(What the task asks):
Write out the data character for character, beginning with its very first line and stopping after the line that contains "y-tick-label: 17.5 xyxy=(39,84,68,99)", with both of those lines included.

(Records supplied):
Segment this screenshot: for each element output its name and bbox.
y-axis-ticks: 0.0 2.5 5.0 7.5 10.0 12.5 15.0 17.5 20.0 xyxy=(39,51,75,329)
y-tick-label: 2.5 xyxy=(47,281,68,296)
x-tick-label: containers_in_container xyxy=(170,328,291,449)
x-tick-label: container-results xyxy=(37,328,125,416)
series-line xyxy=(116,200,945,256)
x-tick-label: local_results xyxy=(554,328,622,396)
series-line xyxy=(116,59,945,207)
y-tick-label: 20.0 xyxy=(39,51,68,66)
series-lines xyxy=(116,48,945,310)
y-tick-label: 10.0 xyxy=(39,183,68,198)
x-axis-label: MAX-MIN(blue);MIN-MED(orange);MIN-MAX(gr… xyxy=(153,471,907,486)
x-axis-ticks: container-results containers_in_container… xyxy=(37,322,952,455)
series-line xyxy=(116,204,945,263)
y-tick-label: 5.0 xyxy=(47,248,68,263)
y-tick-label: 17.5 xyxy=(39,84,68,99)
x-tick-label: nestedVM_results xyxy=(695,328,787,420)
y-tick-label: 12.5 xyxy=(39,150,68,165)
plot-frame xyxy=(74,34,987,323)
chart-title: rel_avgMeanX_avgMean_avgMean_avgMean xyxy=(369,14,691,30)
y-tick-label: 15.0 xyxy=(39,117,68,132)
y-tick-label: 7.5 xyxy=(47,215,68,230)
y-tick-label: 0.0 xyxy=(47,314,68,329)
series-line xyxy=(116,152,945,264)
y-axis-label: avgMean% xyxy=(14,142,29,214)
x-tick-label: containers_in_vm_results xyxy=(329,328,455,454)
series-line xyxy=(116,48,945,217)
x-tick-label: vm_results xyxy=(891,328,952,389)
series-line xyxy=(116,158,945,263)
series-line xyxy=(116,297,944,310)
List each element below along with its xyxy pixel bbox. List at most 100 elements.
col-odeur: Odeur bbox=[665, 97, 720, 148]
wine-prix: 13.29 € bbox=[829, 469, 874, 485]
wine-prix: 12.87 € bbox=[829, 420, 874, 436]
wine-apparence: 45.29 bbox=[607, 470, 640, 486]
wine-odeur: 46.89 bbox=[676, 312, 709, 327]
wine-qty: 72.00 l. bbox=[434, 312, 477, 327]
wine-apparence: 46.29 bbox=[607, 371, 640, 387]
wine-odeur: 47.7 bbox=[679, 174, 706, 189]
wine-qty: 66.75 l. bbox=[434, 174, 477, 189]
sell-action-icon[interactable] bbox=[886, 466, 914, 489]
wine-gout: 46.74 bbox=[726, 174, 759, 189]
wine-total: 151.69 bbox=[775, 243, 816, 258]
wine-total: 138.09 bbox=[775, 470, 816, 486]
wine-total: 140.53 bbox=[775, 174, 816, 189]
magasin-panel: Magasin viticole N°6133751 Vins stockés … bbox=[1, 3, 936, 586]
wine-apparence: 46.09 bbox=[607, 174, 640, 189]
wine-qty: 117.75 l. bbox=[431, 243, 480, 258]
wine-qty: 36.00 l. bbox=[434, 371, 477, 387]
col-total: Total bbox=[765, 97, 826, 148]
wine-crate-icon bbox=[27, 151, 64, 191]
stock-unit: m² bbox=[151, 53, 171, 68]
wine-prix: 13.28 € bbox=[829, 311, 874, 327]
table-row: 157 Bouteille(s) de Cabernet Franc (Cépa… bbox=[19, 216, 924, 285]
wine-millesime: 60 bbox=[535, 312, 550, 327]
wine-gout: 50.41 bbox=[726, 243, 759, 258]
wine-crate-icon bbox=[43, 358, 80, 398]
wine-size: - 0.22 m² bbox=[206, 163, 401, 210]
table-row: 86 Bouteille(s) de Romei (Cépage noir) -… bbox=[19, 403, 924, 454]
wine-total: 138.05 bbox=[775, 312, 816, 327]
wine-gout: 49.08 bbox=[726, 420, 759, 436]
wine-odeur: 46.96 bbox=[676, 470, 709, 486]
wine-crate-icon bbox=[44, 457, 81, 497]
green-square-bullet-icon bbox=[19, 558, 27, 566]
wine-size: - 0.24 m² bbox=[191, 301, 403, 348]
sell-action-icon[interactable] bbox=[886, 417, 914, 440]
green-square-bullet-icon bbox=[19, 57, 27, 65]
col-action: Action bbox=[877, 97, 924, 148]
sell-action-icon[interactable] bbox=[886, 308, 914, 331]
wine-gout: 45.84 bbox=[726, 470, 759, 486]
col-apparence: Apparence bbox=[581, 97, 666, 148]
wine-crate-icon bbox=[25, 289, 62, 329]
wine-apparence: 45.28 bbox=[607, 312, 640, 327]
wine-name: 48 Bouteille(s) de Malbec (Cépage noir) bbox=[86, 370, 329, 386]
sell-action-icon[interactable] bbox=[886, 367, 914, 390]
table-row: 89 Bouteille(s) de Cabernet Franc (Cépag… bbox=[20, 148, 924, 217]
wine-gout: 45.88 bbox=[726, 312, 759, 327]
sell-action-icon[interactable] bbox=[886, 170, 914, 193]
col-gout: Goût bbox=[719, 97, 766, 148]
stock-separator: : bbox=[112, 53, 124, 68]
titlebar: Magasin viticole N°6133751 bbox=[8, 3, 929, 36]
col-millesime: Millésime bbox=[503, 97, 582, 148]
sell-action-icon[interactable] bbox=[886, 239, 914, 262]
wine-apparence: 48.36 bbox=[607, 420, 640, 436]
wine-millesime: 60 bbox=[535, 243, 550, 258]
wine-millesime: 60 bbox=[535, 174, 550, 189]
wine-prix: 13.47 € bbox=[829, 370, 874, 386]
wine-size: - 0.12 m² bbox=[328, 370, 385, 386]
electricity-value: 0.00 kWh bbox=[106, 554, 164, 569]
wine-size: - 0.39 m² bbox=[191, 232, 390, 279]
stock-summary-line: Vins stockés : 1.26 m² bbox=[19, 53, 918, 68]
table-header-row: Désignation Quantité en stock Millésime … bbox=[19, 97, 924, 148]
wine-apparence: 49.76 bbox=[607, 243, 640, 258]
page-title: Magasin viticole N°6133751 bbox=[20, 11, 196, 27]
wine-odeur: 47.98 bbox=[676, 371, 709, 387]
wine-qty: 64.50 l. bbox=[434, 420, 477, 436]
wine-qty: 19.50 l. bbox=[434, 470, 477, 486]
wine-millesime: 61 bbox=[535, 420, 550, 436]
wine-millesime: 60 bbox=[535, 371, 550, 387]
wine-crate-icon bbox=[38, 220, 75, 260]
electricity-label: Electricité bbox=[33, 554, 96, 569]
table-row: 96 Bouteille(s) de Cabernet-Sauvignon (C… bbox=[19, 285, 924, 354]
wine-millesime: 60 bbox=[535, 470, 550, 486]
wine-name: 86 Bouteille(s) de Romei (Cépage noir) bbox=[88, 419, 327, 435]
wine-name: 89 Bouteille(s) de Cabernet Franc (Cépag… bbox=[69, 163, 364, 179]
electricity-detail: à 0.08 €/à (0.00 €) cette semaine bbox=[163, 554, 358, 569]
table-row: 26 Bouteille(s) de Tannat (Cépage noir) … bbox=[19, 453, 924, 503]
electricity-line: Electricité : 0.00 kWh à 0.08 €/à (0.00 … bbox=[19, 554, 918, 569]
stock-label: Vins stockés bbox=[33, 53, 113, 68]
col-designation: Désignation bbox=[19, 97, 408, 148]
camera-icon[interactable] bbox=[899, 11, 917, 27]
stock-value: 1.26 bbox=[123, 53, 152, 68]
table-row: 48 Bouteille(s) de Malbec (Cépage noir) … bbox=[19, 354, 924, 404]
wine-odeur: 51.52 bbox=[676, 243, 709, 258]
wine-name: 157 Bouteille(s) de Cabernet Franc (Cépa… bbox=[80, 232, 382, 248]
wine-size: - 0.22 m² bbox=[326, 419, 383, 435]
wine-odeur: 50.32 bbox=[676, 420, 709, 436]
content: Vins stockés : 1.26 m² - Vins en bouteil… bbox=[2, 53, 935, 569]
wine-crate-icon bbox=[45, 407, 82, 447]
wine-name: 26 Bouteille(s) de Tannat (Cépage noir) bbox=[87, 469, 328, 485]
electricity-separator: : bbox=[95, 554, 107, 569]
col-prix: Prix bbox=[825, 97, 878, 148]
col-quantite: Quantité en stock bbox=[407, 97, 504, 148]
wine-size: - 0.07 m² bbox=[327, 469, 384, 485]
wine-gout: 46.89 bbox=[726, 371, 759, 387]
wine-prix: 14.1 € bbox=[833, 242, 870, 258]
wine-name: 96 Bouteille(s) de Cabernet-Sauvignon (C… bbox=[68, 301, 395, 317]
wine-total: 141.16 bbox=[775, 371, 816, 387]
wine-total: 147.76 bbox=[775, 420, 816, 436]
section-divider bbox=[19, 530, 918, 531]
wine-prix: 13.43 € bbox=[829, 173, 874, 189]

(Solution):
Segment this screenshot: for each element output its name and bbox.
y-axis-ticks: 0.0 2.5 5.0 7.5 10.0 12.5 15.0 17.5 20.0 xyxy=(39,51,75,329)
y-tick-label: 2.5 xyxy=(47,281,68,296)
x-tick-label: containers_in_container xyxy=(170,328,291,449)
x-tick-label: container-results xyxy=(37,328,125,416)
series-line xyxy=(116,200,945,256)
x-tick-label: local_results xyxy=(554,328,622,396)
series-line xyxy=(116,59,945,207)
y-tick-label: 20.0 xyxy=(39,51,68,66)
series-lines xyxy=(116,48,945,310)
y-tick-label: 10.0 xyxy=(39,183,68,198)
x-axis-label: MAX-MIN(blue);MIN-MED(orange);MIN-MAX(gr… xyxy=(153,471,907,486)
x-axis-ticks: container-results containers_in_container… xyxy=(37,322,952,455)
series-line xyxy=(116,204,945,263)
y-tick-label: 5.0 xyxy=(47,248,68,263)
y-tick-label: 17.5 xyxy=(39,84,68,99)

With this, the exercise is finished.